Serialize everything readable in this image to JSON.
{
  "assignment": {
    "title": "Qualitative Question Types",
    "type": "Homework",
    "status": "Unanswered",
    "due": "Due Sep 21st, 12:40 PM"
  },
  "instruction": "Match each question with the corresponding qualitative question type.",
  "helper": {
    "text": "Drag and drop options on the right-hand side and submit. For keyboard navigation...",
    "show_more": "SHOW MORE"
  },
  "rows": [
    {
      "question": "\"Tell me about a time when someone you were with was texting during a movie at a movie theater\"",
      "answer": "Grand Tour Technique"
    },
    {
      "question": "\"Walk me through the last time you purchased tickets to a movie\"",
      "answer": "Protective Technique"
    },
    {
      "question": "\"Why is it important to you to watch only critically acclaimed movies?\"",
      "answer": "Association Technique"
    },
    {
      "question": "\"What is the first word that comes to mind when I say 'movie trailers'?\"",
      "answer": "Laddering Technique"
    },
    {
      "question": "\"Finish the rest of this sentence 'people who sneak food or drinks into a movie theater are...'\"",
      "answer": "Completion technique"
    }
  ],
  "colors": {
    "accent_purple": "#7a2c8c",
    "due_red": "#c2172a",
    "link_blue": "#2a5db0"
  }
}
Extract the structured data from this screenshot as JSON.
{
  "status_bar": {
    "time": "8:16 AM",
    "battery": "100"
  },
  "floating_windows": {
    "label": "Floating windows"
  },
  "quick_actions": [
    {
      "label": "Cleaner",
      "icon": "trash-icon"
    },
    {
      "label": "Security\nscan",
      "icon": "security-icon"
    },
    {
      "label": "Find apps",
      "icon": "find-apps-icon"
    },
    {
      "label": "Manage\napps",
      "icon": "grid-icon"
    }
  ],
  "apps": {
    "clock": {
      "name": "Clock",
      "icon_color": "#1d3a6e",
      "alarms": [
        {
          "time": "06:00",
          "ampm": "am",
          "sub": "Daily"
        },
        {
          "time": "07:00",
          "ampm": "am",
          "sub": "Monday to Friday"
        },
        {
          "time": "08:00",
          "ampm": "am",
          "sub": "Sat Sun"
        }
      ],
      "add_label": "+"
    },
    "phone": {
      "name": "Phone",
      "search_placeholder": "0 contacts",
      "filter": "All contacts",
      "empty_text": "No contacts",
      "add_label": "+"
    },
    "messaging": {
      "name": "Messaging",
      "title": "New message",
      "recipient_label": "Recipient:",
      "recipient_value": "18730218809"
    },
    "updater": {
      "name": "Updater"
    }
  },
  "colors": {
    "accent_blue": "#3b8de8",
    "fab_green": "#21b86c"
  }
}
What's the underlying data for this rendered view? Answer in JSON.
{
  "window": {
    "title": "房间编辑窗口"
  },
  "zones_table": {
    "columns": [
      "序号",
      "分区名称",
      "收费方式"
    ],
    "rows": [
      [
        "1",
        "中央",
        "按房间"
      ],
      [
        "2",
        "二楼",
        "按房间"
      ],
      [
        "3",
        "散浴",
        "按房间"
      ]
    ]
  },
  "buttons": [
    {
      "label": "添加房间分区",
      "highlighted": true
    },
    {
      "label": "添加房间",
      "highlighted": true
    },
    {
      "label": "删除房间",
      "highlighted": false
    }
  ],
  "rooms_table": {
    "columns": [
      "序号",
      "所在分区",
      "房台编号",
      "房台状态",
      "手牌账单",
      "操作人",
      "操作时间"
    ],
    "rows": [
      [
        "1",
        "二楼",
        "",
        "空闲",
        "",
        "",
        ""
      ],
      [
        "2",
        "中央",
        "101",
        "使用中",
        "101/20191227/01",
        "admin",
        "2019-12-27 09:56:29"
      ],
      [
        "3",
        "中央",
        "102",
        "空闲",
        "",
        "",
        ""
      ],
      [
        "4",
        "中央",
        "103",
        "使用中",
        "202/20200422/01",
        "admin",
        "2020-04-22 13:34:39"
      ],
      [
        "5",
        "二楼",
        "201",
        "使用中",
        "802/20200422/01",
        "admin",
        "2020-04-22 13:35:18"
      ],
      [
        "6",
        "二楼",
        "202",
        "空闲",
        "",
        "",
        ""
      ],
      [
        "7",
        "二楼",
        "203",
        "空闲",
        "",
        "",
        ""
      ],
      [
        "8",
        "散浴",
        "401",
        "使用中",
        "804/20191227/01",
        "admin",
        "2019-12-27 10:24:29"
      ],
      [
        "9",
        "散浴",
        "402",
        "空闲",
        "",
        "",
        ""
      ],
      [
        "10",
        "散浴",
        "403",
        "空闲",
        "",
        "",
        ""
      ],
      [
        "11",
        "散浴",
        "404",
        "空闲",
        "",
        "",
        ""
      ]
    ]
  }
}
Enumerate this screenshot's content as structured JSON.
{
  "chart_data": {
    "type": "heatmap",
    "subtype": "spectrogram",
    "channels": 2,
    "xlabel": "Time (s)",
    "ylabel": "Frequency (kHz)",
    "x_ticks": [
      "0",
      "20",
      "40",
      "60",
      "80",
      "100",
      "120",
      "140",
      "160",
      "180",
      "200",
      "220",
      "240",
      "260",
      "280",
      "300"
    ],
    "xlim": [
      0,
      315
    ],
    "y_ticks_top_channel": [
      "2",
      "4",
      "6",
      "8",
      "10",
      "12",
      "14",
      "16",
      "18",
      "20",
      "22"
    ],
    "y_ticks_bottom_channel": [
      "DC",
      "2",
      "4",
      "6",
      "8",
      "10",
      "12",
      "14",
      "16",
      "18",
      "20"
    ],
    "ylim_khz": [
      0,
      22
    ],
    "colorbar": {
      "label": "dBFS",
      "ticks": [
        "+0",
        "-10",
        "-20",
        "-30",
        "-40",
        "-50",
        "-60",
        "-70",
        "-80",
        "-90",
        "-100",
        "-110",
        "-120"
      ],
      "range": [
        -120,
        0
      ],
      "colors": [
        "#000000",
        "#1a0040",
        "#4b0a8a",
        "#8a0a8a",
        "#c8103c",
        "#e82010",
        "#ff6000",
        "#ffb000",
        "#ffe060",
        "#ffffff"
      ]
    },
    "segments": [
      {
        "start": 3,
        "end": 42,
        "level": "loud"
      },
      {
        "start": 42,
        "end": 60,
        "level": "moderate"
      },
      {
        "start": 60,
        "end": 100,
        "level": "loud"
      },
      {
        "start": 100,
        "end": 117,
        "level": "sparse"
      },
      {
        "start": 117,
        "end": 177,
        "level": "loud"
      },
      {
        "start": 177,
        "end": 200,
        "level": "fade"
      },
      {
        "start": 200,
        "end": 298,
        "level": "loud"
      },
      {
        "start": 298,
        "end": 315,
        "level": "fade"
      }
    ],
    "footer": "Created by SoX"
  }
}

▶ _Your objective_
Write out the data again, exactly and in full.

▶ _Answer to this exercise_
Serialize everything readable in this image to JSON.
{
  "assignment": {
    "title": "Qualitative Question Types",
    "type": "Homework",
    "status": "Unanswered",
    "due": "Due Sep 21st, 12:40 PM"
  },
  "instruction": "Match each question with the corresponding qualitative question type.",
  "helper": {
    "text": "Drag and drop options on the right-hand side and submit. For keyboard navigation...",
    "show_more": "SHOW MORE"
  },
  "rows": [
    {
      "question": "\"Tell me about a time when someone you were with was texting during a movie at a movie theater\"",
      "answer": "Grand Tour Technique"
    },
    {
      "question": "\"Walk me through the last time you purchased tickets to a movie\"",
      "answer": "Protective Technique"
    },
    {
      "question": "\"Why is it important to you to watch only critically acclaimed movies?\"",
      "answer": "Association Technique"
    },
    {
      "question": "\"What is the first word that comes to mind when I say 'movie trailers'?\"",
      "answer": "Laddering Technique"
    },
    {
      "question": "\"Finish the rest of this sentence 'people who sneak food or drinks into a movie theater are...'\"",
      "answer": "Completion technique"
    }
  ],
  "colors": {
    "accent_purple": "#7a2c8c",
    "due_red": "#c2172a",
    "link_blue": "#2a5db0"
  }
}
Extract the structured data from this screenshot as JSON.
{
  "status_bar": {
    "time": "8:16 AM",
    "battery": "100"
  },
  "floating_windows": {
    "label": "Floating windows"
  },
  "quick_actions": [
    {
      "label": "Cleaner",
      "icon": "trash-icon"
    },
    {
      "label": "Security\nscan",
      "icon": "security-icon"
    },
    {
      "label": "Find apps",
      "icon": "find-apps-icon"
    },
    {
      "label": "Manage\napps",
      "icon": "grid-icon"
    }
  ],
  "apps": {
    "clock": {
      "name": "Clock",
      "icon_color": "#1d3a6e",
      "alarms": [
        {
          "time": "06:00",
          "ampm": "am",
          "sub": "Daily"
        },
        {
          "time": "07:00",
          "ampm": "am",
          "sub": "Monday to Friday"
        },
        {
          "time": "08:00",
          "ampm": "am",
          "sub": "Sat Sun"
        }
      ],
      "add_label": "+"
    },
    "phone": {
      "name": "Phone",
      "search_placeholder": "0 contacts",
      "filter": "All contacts",
      "empty_text": "No contacts",
      "add_label": "+"
    },
    "messaging": {
      "name": "Messaging",
      "title": "New message",
      "recipient_label": "Recipient:",
      "recipient_value": "18730218809"
    },
    "updater": {
      "name": "Updater"
    }
  },
  "colors": {
    "accent_blue": "#3b8de8",
    "fab_green": "#21b86c"
  }
}
What's the underlying data for this rendered view? Answer in JSON.
{
  "window": {
    "title": "房间编辑窗口"
  },
  "zones_table": {
    "columns": [
      "序号",
      "分区名称",
      "收费方式"
    ],
    "rows": [
      [
        "1",
        "中央",
        "按房间"
      ],
      [
        "2",
        "二楼",
        "按房间"
      ],
      [
        "3",
        "散浴",
        "按房间"
      ]
    ]
  },
  "buttons": [
    {
      "label": "添加房间分区",
      "highlighted": true
    },
    {
      "label": "添加房间",
      "highlighted": true
    },
    {
      "label": "删除房间",
      "highlighted": false
    }
  ],
  "rooms_table": {
    "columns": [
      "序号",
      "所在分区",
      "房台编号",
      "房台状态",
      "手牌账单",
      "操作人",
      "操作时间"
    ],
    "rows": [
      [
        "1",
        "二楼",
        "",
        "空闲",
        "",
        "",
        ""
      ],
      [
        "2",
        "中央",
        "101",
        "使用中",
        "101/20191227/01",
        "admin",
        "2019-12-27 09:56:29"
      ],
      [
        "3",
        "中央",
        "102",
        "空闲",
        "",
        "",
        ""
      ],
      [
        "4",
        "中央",
        "103",
        "使用中",
        "202/20200422/01",
        "admin",
        "2020-04-22 13:34:39"
      ],
      [
        "5",
        "二楼",
        "201",
        "使用中",
        "802/20200422/01",
        "admin",
        "2020-04-22 13:35:18"
      ],
      [
        "6",
        "二楼",
        "202",
        "空闲",
        "",
        "",
        ""
      ],
      [
        "7",
        "二楼",
        "203",
        "空闲",
        "",
        "",
        ""
      ],
      [
        "8",
        "散浴",
        "401",
        "使用中",
        "804/20191227/01",
        "admin",
        "2019-12-27 10:24:29"
      ],
      [
        "9",
        "散浴",
        "402",
        "空闲",
        "",
        "",
        ""
      ],
      [
        "10",
        "散浴",
        "403",
        "空闲",
        "",
        "",
        ""
      ],
      [
        "11",
        "散浴",
        "404",
        "空闲",
        "",
        "",
        ""
      ]
    ]
  }
}
Enumerate this screenshot's content as structured JSON.
{
  "chart_data": {
    "type": "heatmap",
    "subtype": "spectrogram",
    "channels": 2,
    "xlabel": "Time (s)",
    "ylabel": "Frequency (kHz)",
    "x_ticks": [
      "0",
      "20",
      "40",
      "60",
      "80",
      "100",
      "120",
      "140",
      "160",
      "180",
      "200",
      "220",
      "240",
      "260",
      "280",
      "300"
    ],
    "xlim": [
      0,
      315
    ],
    "y_ticks_top_channel": [
      "2",
      "4",
      "6",
      "8",
      "10",
      "12",
      "14",
      "16",
      "18",
      "20",
      "22"
    ],
    "y_ticks_bottom_channel": [
      "DC",
      "2",
      "4",
      "6",
      "8",
      "10",
      "12",
      "14",
      "16",
      "18",
      "20"
    ],
    "ylim_khz": [
      0,
      22
    ],
    "colorbar": {
      "label": "dBFS",
      "ticks": [
        "+0",
        "-10",
        "-20",
        "-30",
        "-40",
        "-50",
        "-60",
        "-70",
        "-80",
        "-90",
        "-100",
        "-110",
        "-120"
      ],
      "range": [
        -120,
        0
      ],
      "colors": [
        "#000000",
        "#1a0040",
        "#4b0a8a",
        "#8a0a8a",
        "#c8103c",
        "#e82010",
        "#ff6000",
        "#ffb000",
        "#ffe060",
        "#ffffff"
      ]
    },
    "segments": [
      {
        "start": 3,
        "end": 42,
        "level": "loud"
      },
      {
        "start": 42,
        "end": 60,
        "level": "moderate"
      },
      {
        "start": 60,
        "end": 100,
        "level": "loud"
      },
      {
        "start": 100,
        "end": 117,
        "level": "sparse"
      },
      {
        "start": 117,
        "end": 177,
        "level": "loud"
      },
      {
        "start": 177,
        "end": 200,
        "level": "fade"
      },
      {
        "start": 200,
        "end": 298,
        "level": "loud"
      },
      {
        "start": 298,
        "end": 315,
        "level": "fade"
      }
    ],
    "footer": "Created by SoX"
  }
}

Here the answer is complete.